__Exercise objective__
Leave the pictures out and transcribe every record exactly.

========================

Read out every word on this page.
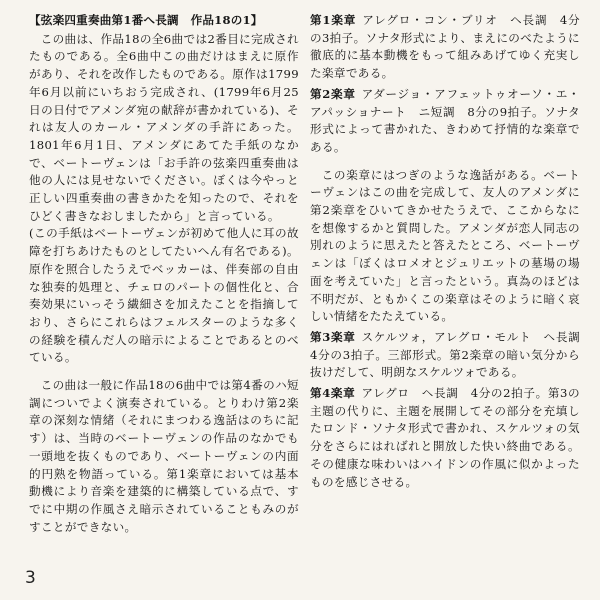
【弦楽四重奏曲第1番へ長調　作品18の1】

この曲は、作品18の全6曲では2番目に完成されたものである。全6曲中この曲だけはまえに原作があり、それを改作したものである。原作は1799年6月以前にいちおう完成され、(1799年6月25日の日付でアメンダ宛の献辞が書かれている)、それは友人のカール・アメンダの手許にあった。1801年6月1日、アメンダにあてた手紙のなかで、ベートーヴェンは「お手許の弦楽四重奏曲は他の人には見せないでください。ぼくは今やっと正しい四重奏曲の書きかたを知ったので、それをひどく書きなおしましたから」と言っている。

(この手紙はベートーヴェンが初めて他人に耳の故障を打ちあけたものとしてたいへん有名である)。原作を照合したうえでベッカーは、伴奏部の自由な独奏的処理と、チェロのパートの個性化と、合奏効果にいっそう繊細さを加えたことを指摘しており、さらにこれらはフェルスターのような多くの経験を積んだ人の暗示によることであるとのべている。

この曲は一般に作品18の6曲中では第4番のハ短調についでよく演奏されている。とりわけ第2楽章の深刻な情緒（それにまつわる逸話はのちに記す）は、当時のベートーヴェンの作品のなかでも一頭地を抜くものであり、ベートーヴェンの内面的円熟を物語っている。第1楽章においては基本動機により音楽を建築的に構築している点で、すでに中期の作風さえ暗示されていることもみのがすことができない。

第1楽章 アレグロ・コン・ブリオ　ヘ長調　4分の3拍子。ソナタ形式により、まえにのべたように徹底的に基本動機をもって組みあげてゆく充実した楽章である。

第2楽章 アダージョ・アフェットゥオーソ・エ・アパッショナート　ニ短調　8分の9拍子。ソナタ形式によって書かれた、きわめて抒情的な楽章である。

この楽章にはつぎのような逸話がある。ベートーヴェンはこの曲を完成して、友人のアメンダに第2楽章をひいてきかせたうえで、ここからなにを想像するかと質問した。アメンダが恋人同志の別れのように思えたと答えたところ、ベートーヴェンは「ぼくはロメオとジュリエットの墓場の場面を考えていた」と言ったという。真為のほどは不明だが、ともかくこの楽章はそのように暗く哀しい情緒をたたえている。

第3楽章 スケルツォ，アレグロ・モルト　ヘ長調　4分の3拍子。三部形式。第2楽章の暗い気分から抜けだして、明朗なスケルツォである。

第4楽章 アレグロ　ヘ長調　4分の2拍子。第3の主題の代りに、主題を展開してその部分を充填したロンド・ソナタ形式で書かれ、スケルツォの気分をさらにはればれと開放した快い終曲である。その健康な味わいはハイドンの作風に似かよったものを感じさせる。

3
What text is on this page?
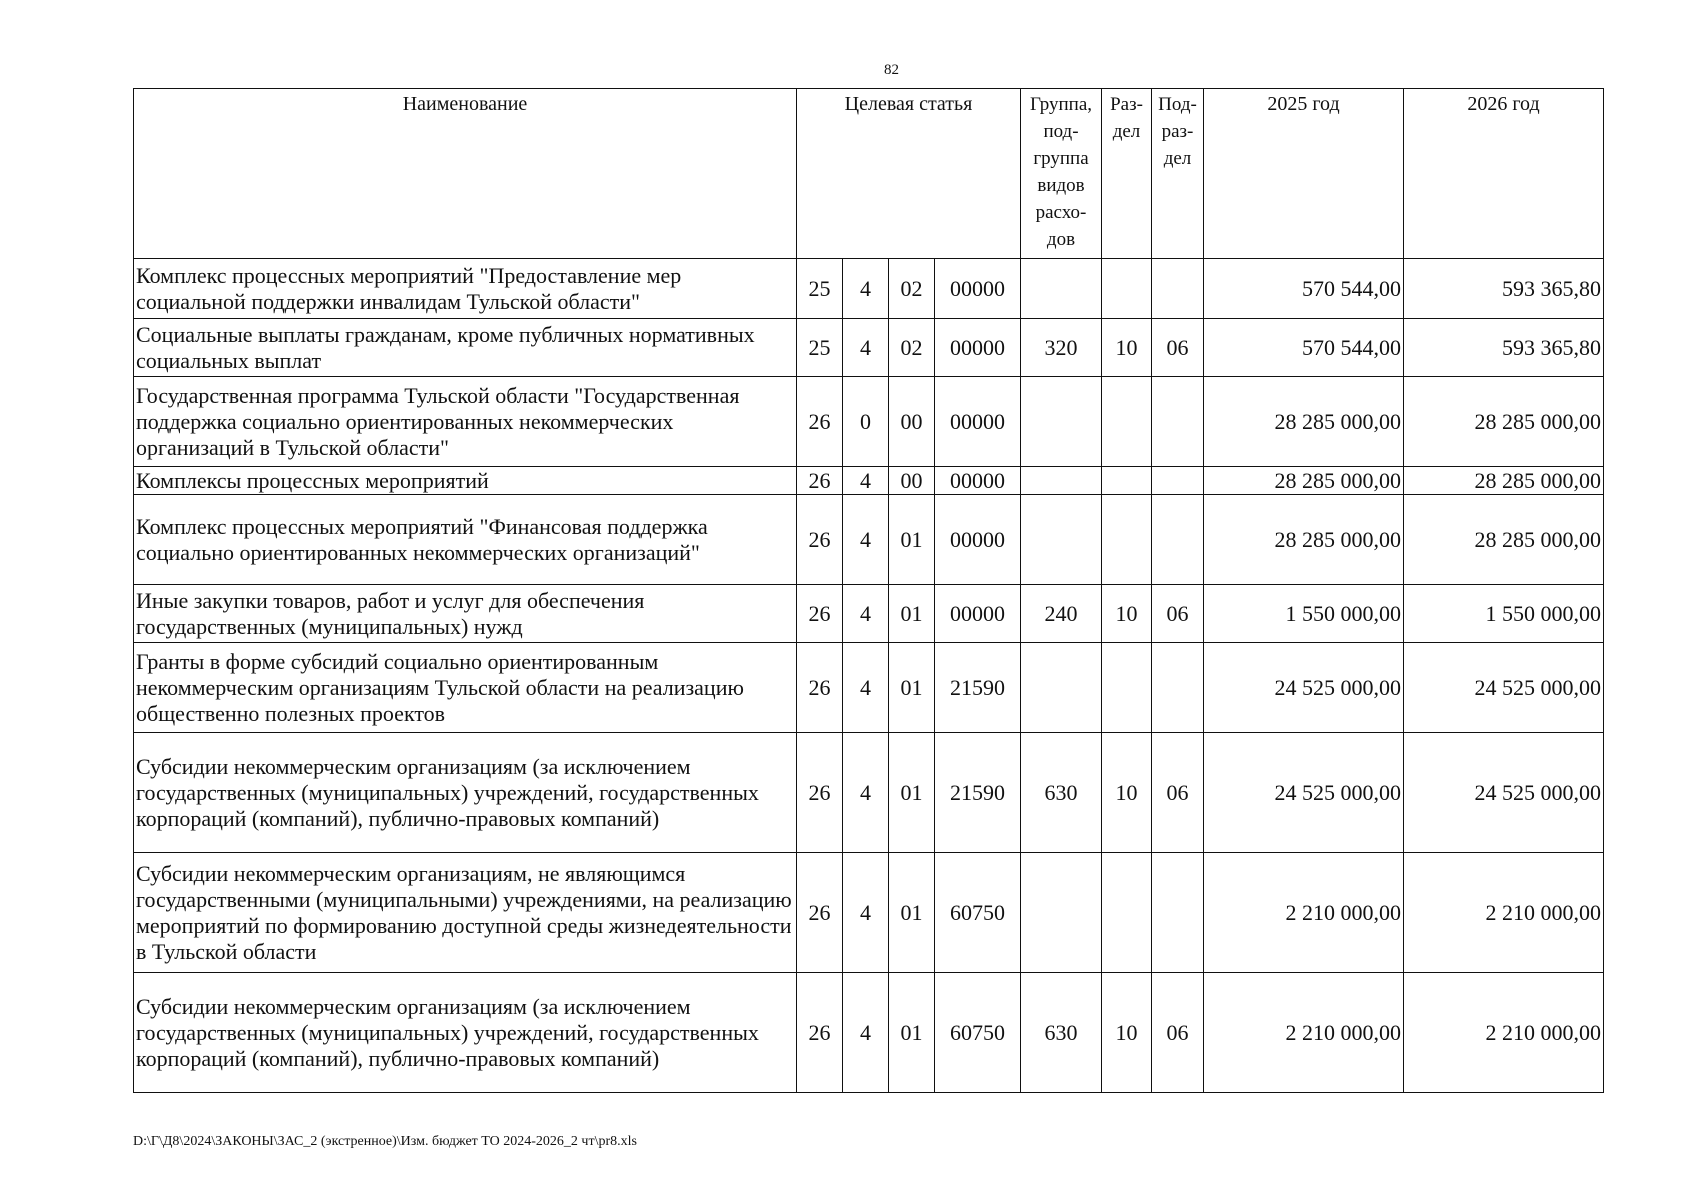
82
Наименование	Целевая статья				Группа, под- группа видов расхо- дов	Раз- дел	Под- раз- дел	2025 год	2026 год
Комплекс процессных мероприятий "Предоставление мер социальной поддержки инвалидам Тульской области"	25	4	02	00000				570 544,00	593 365,80
Социальные выплаты гражданам, кроме публичных нормативных социальных выплат	25	4	02	00000	320	10	06	570 544,00	593 365,80
Государственная программа Тульской области "Государственная поддержка социально ориентированных некоммерческих организаций в Тульской области"	26	0	00	00000				28 285 000,00	28 285 000,00
Комплексы процессных мероприятий	26	4	00	00000				28 285 000,00	28 285 000,00
Комплекс процессных мероприятий "Финансовая поддержка социально ориентированных некоммерческих организаций"	26	4	01	00000				28 285 000,00	28 285 000,00
Иные закупки товаров, работ и услуг для обеспечения государственных (муниципальных) нужд	26	4	01	00000	240	10	06	1 550 000,00	1 550 000,00
Гранты в форме субсидий социально ориентированным некоммерческим организациям Тульской области на реализацию общественно полезных проектов	26	4	01	21590				24 525 000,00	24 525 000,00
Субсидии некоммерческим организациям (за исключением государственных (муниципальных) учреждений, государственных корпораций (компаний), публично-правовых компаний)	26	4	01	21590	630	10	06	24 525 000,00	24 525 000,00
Субсидии некоммерческим организациям, не являющимся государственными (муниципальными) учреждениями, на реализацию мероприятий по формированию доступной среды жизнедеятельности в Тульской области	26	4	01	60750				2 210 000,00	2 210 000,00
Субсидии некоммерческим организациям (за исключением государственных (муниципальных) учреждений, государственных корпораций (компаний), публично-правовых компаний)	26	4	01	60750	630	10	06	2 210 000,00	2 210 000,00
D:\Г\Д8\2024\ЗАКОНЫ\ЗАС_2 (экстренное)\Изм. бюджет ТО 2024-2026_2 чт\pr8.xls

========================

__Result for this task__
Read out every word on this page.
【弦楽四重奏曲第1番へ長調　作品18の1】

この曲は、作品18の全6曲では2番目に完成されたものである。全6曲中この曲だけはまえに原作があり、それを改作したものである。原作は1799年6月以前にいちおう完成され、(1799年6月25日の日付でアメンダ宛の献辞が書かれている)、それは友人のカール・アメンダの手許にあった。1801年6月1日、アメンダにあてた手紙のなかで、ベートーヴェンは「お手許の弦楽四重奏曲は他の人には見せないでください。ぼくは今やっと正しい四重奏曲の書きかたを知ったので、それをひどく書きなおしましたから」と言っている。

(この手紙はベートーヴェンが初めて他人に耳の故障を打ちあけたものとしてたいへん有名である)。原作を照合したうえでベッカーは、伴奏部の自由な独奏的処理と、チェロのパートの個性化と、合奏効果にいっそう繊細さを加えたことを指摘しており、さらにこれらはフェルスターのような多くの経験を積んだ人の暗示によることであるとのべている。

この曲は一般に作品18の6曲中では第4番のハ短調についでよく演奏されている。とりわけ第2楽章の深刻な情緒（それにまつわる逸話はのちに記す）は、当時のベートーヴェンの作品のなかでも一頭地を抜くものであり、ベートーヴェンの内面的円熟を物語っている。第1楽章においては基本動機により音楽を建築的に構築している点で、すでに中期の作風さえ暗示されていることもみのがすことができない。

第1楽章 アレグロ・コン・ブリオ　ヘ長調　4分の3拍子。ソナタ形式により、まえにのべたように徹底的に基本動機をもって組みあげてゆく充実した楽章である。

第2楽章 アダージョ・アフェットゥオーソ・エ・アパッショナート　ニ短調　8分の9拍子。ソナタ形式によって書かれた、きわめて抒情的な楽章である。

この楽章にはつぎのような逸話がある。ベートーヴェンはこの曲を完成して、友人のアメンダに第2楽章をひいてきかせたうえで、ここからなにを想像するかと質問した。アメンダが恋人同志の別れのように思えたと答えたところ、ベートーヴェンは「ぼくはロメオとジュリエットの墓場の場面を考えていた」と言ったという。真為のほどは不明だが、ともかくこの楽章はそのように暗く哀しい情緒をたたえている。

第3楽章 スケルツォ，アレグロ・モルト　ヘ長調　4分の3拍子。三部形式。第2楽章の暗い気分から抜けだして、明朗なスケルツォである。

第4楽章 アレグロ　ヘ長調　4分の2拍子。第3の主題の代りに、主題を展開してその部分を充填したロンド・ソナタ形式で書かれ、スケルツォの気分をさらにはればれと開放した快い終曲である。その健康な味わいはハイドンの作風に似かよったものを感じさせる。

3
What text is on this page?
82
Наименование	Целевая статья				Группа, под- группа видов расхо- дов	Раз- дел	Под- раз- дел	2025 год	2026 год
Комплекс процессных мероприятий "Предоставление мер социальной поддержки инвалидам Тульской области"	25	4	02	00000				570 544,00	593 365,80
Социальные выплаты гражданам, кроме публичных нормативных социальных выплат	25	4	02	00000	320	10	06	570 544,00	593 365,80
Государственная программа Тульской области "Государственная поддержка социально ориентированных некоммерческих организаций в Тульской области"	26	0	00	00000				28 285 000,00	28 285 000,00
Комплексы процессных мероприятий	26	4	00	00000				28 285 000,00	28 285 000,00
Комплекс процессных мероприятий "Финансовая поддержка социально ориентированных некоммерческих организаций"	26	4	01	00000				28 285 000,00	28 285 000,00
Иные закупки товаров, работ и услуг для обеспечения государственных (муниципальных) нужд	26	4	01	00000	240	10	06	1 550 000,00	1 550 000,00
Гранты в форме субсидий социально ориентированным некоммерческим организациям Тульской области на реализацию общественно полезных проектов	26	4	01	21590				24 525 000,00	24 525 000,00
Субсидии некоммерческим организациям (за исключением государственных (муниципальных) учреждений, государственных корпораций (компаний), публично-правовых компаний)	26	4	01	21590	630	10	06	24 525 000,00	24 525 000,00
Субсидии некоммерческим организациям, не являющимся государственными (муниципальными) учреждениями, на реализацию мероприятий по формированию доступной среды жизнедеятельности в Тульской области	26	4	01	60750				2 210 000,00	2 210 000,00
Субсидии некоммерческим организациям (за исключением государственных (муниципальных) учреждений, государственных корпораций (компаний), публично-правовых компаний)	26	4	01	60750	630	10	06	2 210 000,00	2 210 000,00
D:\Г\Д8\2024\ЗАКОНЫ\ЗАС_2 (экстренное)\Изм. бюджет ТО 2024-2026_2 чт\pr8.xls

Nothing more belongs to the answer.